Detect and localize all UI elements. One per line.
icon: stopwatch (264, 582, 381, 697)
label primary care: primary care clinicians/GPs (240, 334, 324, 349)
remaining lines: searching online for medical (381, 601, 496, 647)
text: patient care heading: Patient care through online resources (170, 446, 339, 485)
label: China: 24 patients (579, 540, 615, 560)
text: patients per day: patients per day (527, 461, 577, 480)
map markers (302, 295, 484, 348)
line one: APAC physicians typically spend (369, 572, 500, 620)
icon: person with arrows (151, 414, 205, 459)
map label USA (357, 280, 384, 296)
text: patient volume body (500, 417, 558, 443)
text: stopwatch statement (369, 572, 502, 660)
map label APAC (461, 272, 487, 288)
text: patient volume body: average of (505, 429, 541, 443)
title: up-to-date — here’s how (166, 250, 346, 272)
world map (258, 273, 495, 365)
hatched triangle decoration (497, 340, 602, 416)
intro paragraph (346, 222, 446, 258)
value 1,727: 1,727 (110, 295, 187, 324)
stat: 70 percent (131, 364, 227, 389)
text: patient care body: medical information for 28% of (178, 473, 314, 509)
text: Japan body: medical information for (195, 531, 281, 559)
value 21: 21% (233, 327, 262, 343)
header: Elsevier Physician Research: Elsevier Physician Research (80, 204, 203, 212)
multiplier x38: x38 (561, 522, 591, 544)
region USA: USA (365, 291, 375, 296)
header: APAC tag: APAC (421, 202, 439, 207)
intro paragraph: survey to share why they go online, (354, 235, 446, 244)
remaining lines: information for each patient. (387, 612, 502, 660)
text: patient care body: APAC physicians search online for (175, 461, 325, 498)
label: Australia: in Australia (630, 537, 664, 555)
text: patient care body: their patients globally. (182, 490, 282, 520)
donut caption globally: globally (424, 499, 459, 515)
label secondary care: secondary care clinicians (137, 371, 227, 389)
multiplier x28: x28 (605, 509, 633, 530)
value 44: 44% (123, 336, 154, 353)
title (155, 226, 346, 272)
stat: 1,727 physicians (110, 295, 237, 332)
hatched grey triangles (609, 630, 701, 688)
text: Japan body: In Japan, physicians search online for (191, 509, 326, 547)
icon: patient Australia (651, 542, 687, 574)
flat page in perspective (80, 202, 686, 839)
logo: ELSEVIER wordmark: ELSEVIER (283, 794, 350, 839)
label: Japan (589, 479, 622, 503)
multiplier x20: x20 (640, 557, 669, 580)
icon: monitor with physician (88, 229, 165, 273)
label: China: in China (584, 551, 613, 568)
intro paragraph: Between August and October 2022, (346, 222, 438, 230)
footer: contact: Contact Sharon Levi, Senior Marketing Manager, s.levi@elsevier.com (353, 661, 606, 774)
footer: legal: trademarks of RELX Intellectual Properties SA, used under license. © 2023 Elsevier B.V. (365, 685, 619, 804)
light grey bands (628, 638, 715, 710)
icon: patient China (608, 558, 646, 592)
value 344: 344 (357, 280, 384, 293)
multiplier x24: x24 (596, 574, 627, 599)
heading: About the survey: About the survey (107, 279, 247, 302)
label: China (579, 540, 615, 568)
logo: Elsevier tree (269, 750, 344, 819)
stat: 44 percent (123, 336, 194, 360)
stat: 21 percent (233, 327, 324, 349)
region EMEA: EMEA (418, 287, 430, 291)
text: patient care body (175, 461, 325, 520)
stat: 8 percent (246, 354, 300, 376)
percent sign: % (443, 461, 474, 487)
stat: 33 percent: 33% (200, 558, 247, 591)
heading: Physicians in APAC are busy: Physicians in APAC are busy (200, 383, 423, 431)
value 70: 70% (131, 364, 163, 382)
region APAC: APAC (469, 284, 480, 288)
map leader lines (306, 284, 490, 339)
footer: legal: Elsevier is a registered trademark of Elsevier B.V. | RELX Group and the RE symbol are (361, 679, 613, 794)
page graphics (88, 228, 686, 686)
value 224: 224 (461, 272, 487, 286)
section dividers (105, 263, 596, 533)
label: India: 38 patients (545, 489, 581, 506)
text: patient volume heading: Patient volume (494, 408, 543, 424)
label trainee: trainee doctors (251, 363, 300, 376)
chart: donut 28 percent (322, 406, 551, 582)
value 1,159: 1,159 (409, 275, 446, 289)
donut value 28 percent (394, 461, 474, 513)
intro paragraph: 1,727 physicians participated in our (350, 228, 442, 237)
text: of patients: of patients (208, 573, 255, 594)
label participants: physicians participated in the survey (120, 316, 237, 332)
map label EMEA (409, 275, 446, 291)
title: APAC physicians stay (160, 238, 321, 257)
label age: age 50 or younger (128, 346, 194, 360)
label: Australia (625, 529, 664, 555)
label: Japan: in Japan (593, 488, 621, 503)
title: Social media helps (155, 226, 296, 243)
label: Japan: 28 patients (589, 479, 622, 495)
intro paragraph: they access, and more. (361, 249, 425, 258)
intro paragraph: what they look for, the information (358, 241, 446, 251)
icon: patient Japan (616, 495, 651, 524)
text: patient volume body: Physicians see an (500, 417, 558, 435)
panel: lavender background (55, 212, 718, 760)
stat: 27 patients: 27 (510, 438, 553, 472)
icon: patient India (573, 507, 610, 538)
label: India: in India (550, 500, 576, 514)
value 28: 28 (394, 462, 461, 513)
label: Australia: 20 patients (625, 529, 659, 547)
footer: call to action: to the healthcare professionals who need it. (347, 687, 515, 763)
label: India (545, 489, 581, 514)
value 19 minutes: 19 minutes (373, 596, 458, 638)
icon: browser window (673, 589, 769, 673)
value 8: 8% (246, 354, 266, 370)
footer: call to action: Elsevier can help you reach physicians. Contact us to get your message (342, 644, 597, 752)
============
* _EXERCISE DETAILS_: The expected answer is each line of the records above that includes the string "remaining".

* _ANSWER SECTION_:
remaining lines: searching online for medical (381, 601, 496, 647)
remaining lines: information for each patient. (387, 612, 502, 660)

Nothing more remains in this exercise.